> [Stated exercise]: Copy out each line that mentions the word "Kuskokwim".

++++ Supplied data

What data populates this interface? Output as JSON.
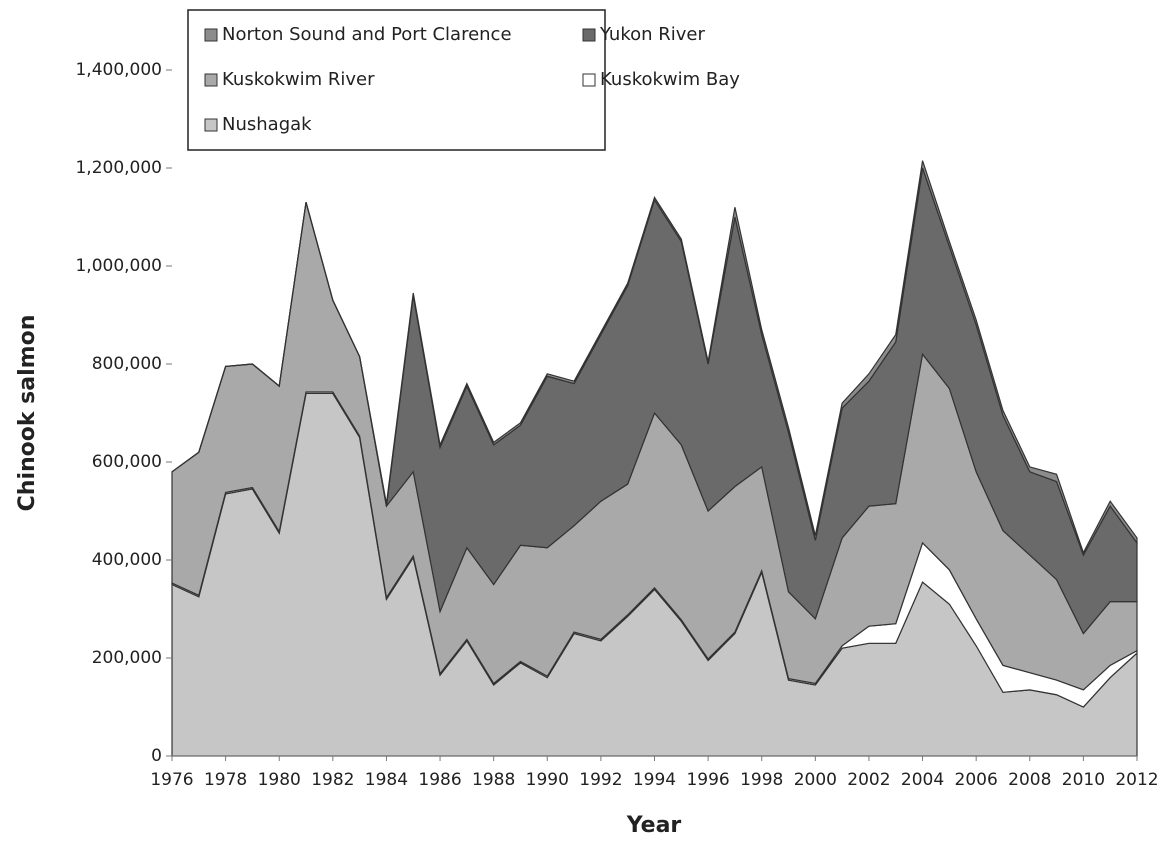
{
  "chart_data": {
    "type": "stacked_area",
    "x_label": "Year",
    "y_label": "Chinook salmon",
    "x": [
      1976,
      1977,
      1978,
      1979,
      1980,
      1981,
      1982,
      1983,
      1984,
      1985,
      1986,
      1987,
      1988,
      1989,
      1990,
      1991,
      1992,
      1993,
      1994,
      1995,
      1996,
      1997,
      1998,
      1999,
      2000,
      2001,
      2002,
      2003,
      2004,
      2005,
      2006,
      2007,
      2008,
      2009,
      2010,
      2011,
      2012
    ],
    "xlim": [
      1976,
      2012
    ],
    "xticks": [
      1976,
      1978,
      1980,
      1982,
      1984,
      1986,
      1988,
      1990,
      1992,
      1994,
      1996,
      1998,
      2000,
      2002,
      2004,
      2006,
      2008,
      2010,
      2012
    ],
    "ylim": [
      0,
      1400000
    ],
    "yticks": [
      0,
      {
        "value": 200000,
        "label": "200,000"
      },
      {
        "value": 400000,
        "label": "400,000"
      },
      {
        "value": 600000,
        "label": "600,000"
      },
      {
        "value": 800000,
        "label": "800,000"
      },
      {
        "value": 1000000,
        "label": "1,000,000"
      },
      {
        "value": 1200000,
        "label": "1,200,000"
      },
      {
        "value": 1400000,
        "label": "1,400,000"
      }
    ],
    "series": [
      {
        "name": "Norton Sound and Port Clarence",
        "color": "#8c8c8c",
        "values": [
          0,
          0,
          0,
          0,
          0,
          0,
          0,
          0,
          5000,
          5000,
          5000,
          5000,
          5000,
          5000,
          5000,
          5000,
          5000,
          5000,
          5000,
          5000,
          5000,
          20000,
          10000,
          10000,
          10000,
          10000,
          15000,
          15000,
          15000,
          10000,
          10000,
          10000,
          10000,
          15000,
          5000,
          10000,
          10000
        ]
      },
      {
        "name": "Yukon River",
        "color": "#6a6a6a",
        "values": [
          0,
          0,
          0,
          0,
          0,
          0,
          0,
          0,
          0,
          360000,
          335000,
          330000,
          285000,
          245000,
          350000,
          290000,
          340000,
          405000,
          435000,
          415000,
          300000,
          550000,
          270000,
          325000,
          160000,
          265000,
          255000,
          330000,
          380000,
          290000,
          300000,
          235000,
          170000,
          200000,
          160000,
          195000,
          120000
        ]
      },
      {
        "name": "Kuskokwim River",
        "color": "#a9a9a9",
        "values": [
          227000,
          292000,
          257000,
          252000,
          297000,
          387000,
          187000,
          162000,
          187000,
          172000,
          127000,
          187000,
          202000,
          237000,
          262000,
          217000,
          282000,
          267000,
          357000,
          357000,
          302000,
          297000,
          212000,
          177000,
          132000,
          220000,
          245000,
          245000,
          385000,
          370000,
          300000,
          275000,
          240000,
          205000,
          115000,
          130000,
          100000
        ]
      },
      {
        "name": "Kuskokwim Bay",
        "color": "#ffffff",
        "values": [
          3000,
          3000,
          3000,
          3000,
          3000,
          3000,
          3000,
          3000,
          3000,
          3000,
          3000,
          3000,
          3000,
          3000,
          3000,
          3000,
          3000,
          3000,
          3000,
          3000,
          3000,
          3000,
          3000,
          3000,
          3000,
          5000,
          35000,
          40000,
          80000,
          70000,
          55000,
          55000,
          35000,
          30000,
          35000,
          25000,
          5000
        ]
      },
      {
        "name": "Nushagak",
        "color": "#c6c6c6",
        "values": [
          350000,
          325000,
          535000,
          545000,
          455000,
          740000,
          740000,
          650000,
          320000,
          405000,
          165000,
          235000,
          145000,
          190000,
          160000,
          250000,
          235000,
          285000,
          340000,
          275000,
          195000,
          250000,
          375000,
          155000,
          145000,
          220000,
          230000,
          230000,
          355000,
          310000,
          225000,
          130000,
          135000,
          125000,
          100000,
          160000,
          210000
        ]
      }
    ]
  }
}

++++++++

> [Problem solution]:
        "name": "Kuskokwim River",
        "name": "Kuskokwim Bay",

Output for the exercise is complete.